— Begin —
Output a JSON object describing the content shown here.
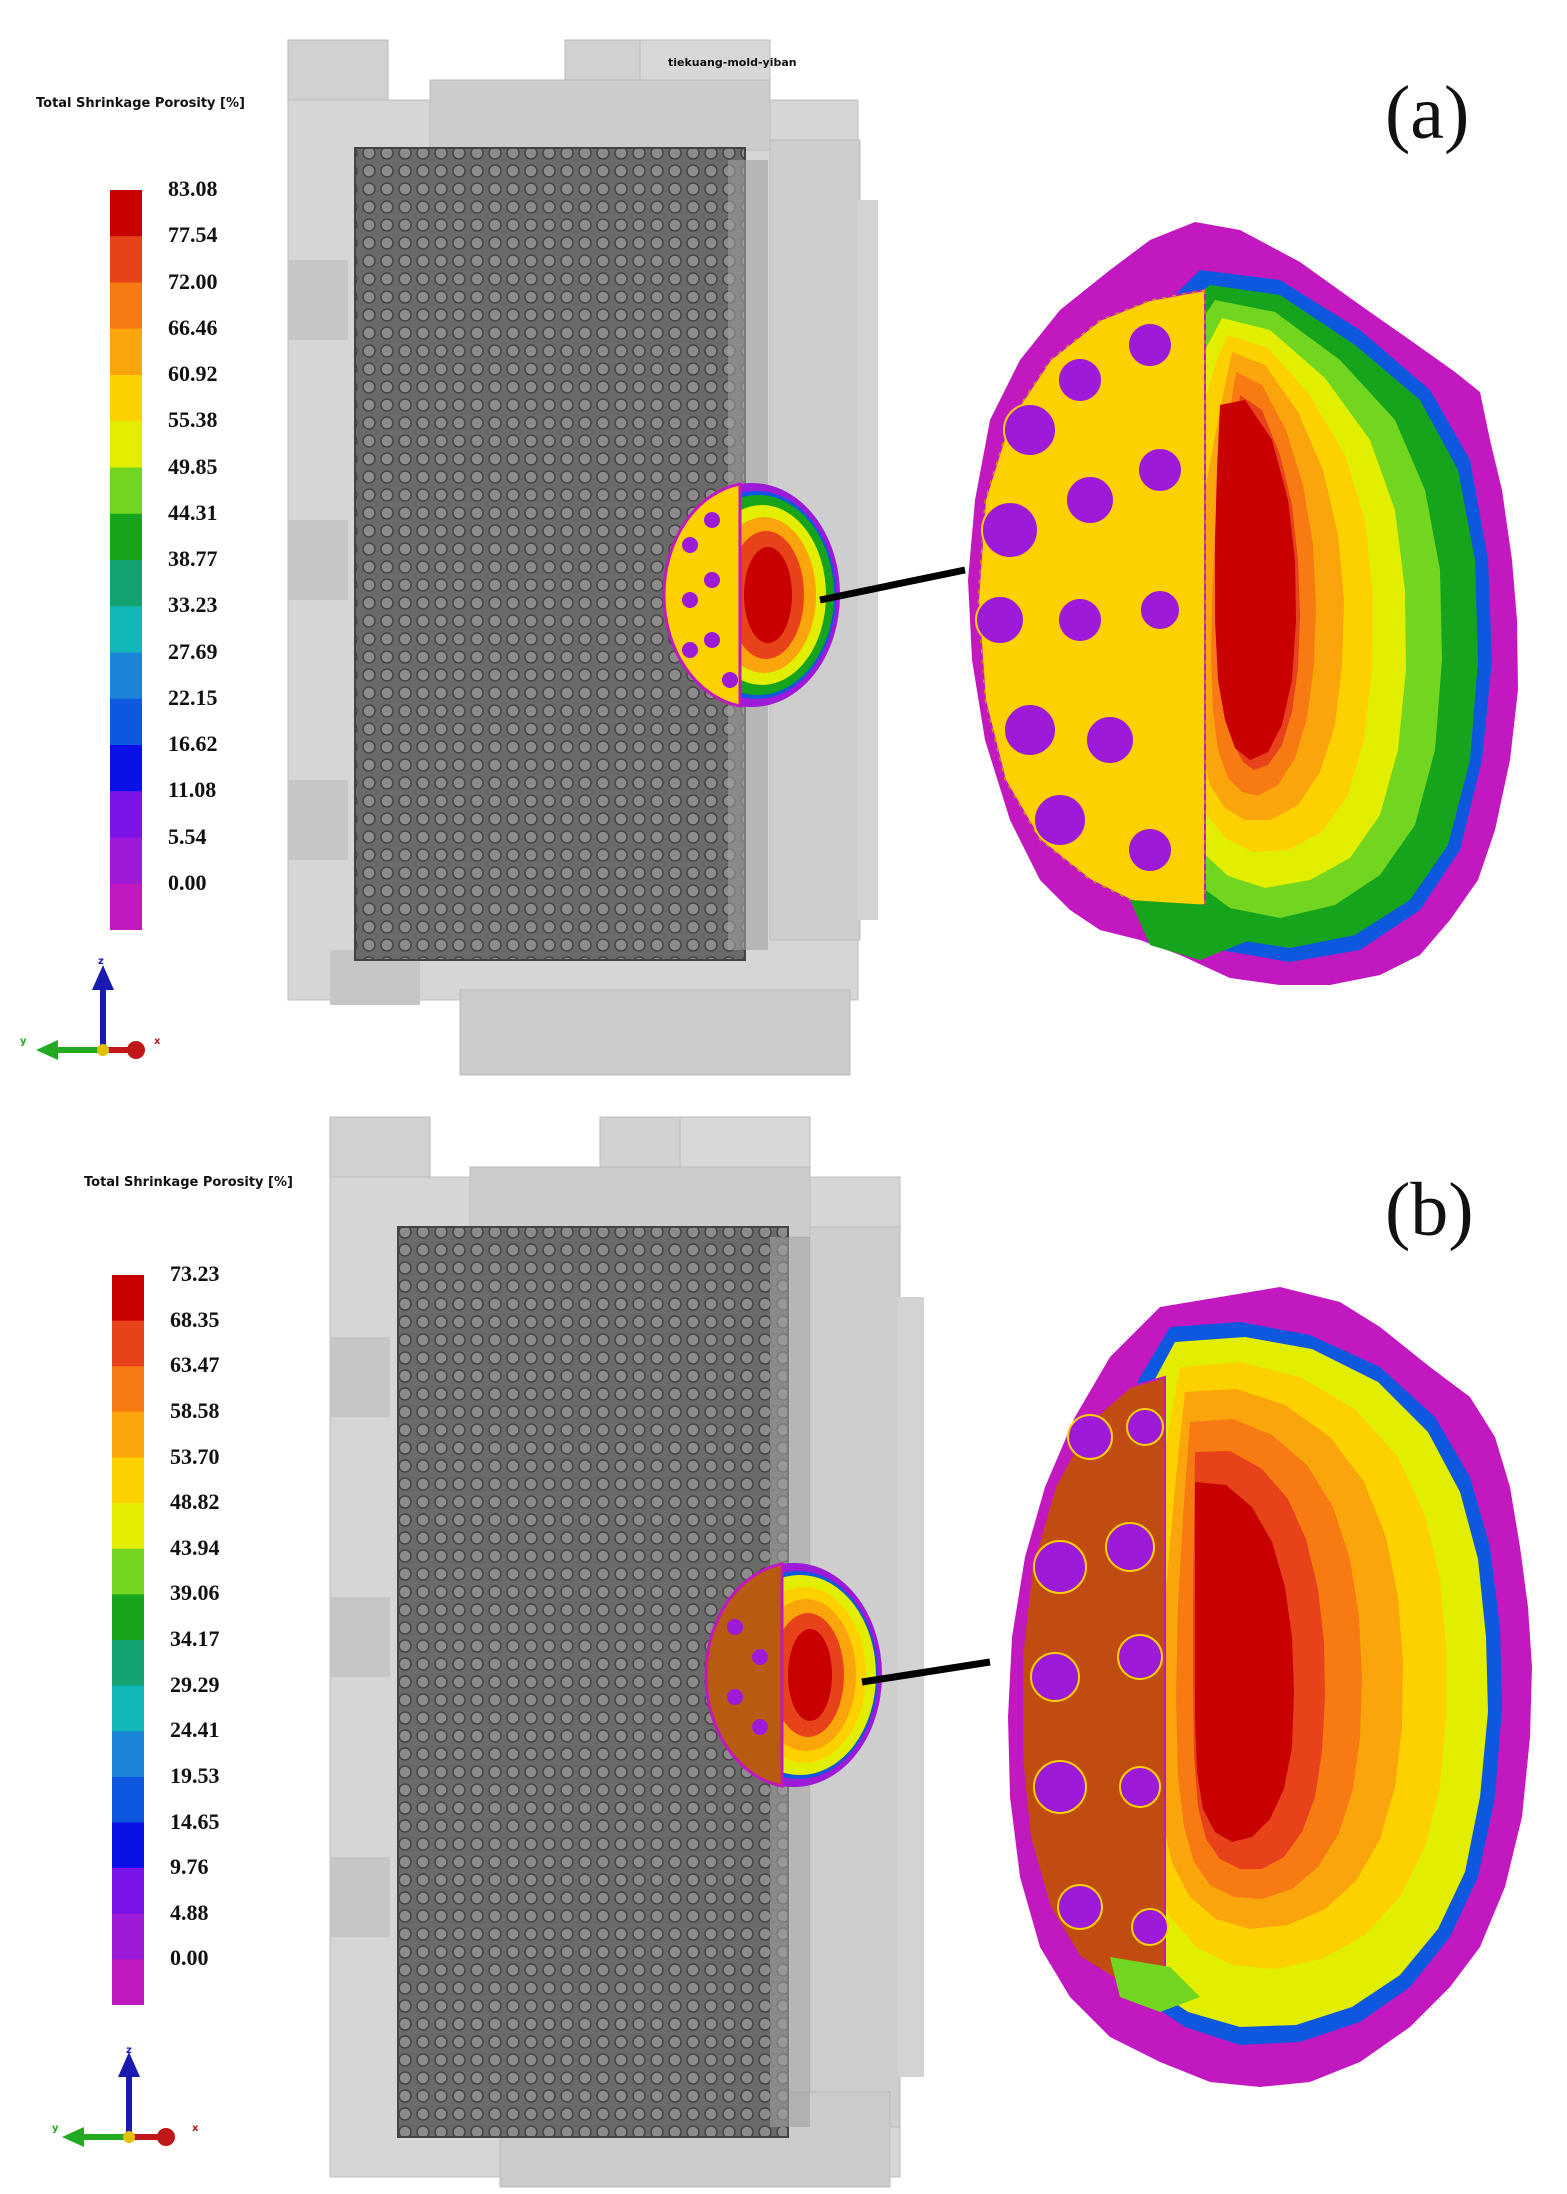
{
  "panels": [
    {
      "label": "(a)",
      "model_name": "tiekuang-mold-yiban",
      "legend": {
        "title": "Total Shrinkage Porosity [%]",
        "ticks": [
          "83.08",
          "77.54",
          "72.00",
          "66.46",
          "60.92",
          "55.38",
          "49.85",
          "44.31",
          "38.77",
          "33.23",
          "27.69",
          "22.15",
          "16.62",
          "11.08",
          "5.54",
          "0.00"
        ]
      },
      "axes": {
        "z": "z",
        "y": "y",
        "x": "x"
      }
    },
    {
      "label": "(b)",
      "model_name": "",
      "legend": {
        "title": "Total Shrinkage Porosity [%]",
        "ticks": [
          "73.23",
          "68.35",
          "63.47",
          "58.58",
          "53.70",
          "48.82",
          "43.94",
          "39.06",
          "34.17",
          "29.29",
          "24.41",
          "19.53",
          "14.65",
          "9.76",
          "4.88",
          "0.00"
        ]
      },
      "axes": {
        "z": "z",
        "y": "y",
        "x": "x"
      }
    }
  ],
  "colors": {
    "scale": [
      "#c80000",
      "#e8421a",
      "#f77b12",
      "#fba50c",
      "#fdd100",
      "#e2ee00",
      "#72d620",
      "#15a41c",
      "#13a271",
      "#12b8b8",
      "#1a84d8",
      "#0e58df",
      "#0a10e8",
      "#7a14e8",
      "#9c1ad8",
      "#c218c0"
    ],
    "mold": "#c9c9c9",
    "mesh": "#5a5a5a",
    "axis_z": "#1a1ab0",
    "axis_y": "#22aa22",
    "axis_x": "#c01818"
  }
}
— End —
▶ EXERCISE TASK
Leave the pictures out and write out every entry exactly as given.

▶ REPLY
Output a JSON object describing the content shown here.
{
  "panels": [
    {
      "label": "(a)",
      "model_name": "tiekuang-mold-yiban",
      "legend": {
        "title": "Total Shrinkage Porosity [%]",
        "ticks": [
          "83.08",
          "77.54",
          "72.00",
          "66.46",
          "60.92",
          "55.38",
          "49.85",
          "44.31",
          "38.77",
          "33.23",
          "27.69",
          "22.15",
          "16.62",
          "11.08",
          "5.54",
          "0.00"
        ]
      },
      "axes": {
        "z": "z",
        "y": "y",
        "x": "x"
      }
    },
    {
      "label": "(b)",
      "model_name": "",
      "legend": {
        "title": "Total Shrinkage Porosity [%]",
        "ticks": [
          "73.23",
          "68.35",
          "63.47",
          "58.58",
          "53.70",
          "48.82",
          "43.94",
          "39.06",
          "34.17",
          "29.29",
          "24.41",
          "19.53",
          "14.65",
          "9.76",
          "4.88",
          "0.00"
        ]
      },
      "axes": {
        "z": "z",
        "y": "y",
        "x": "x"
      }
    }
  ],
  "colors": {
    "scale": [
      "#c80000",
      "#e8421a",
      "#f77b12",
      "#fba50c",
      "#fdd100",
      "#e2ee00",
      "#72d620",
      "#15a41c",
      "#13a271",
      "#12b8b8",
      "#1a84d8",
      "#0e58df",
      "#0a10e8",
      "#7a14e8",
      "#9c1ad8",
      "#c218c0"
    ],
    "mold": "#c9c9c9",
    "mesh": "#5a5a5a",
    "axis_z": "#1a1ab0",
    "axis_y": "#22aa22",
    "axis_x": "#c01818"
  }
}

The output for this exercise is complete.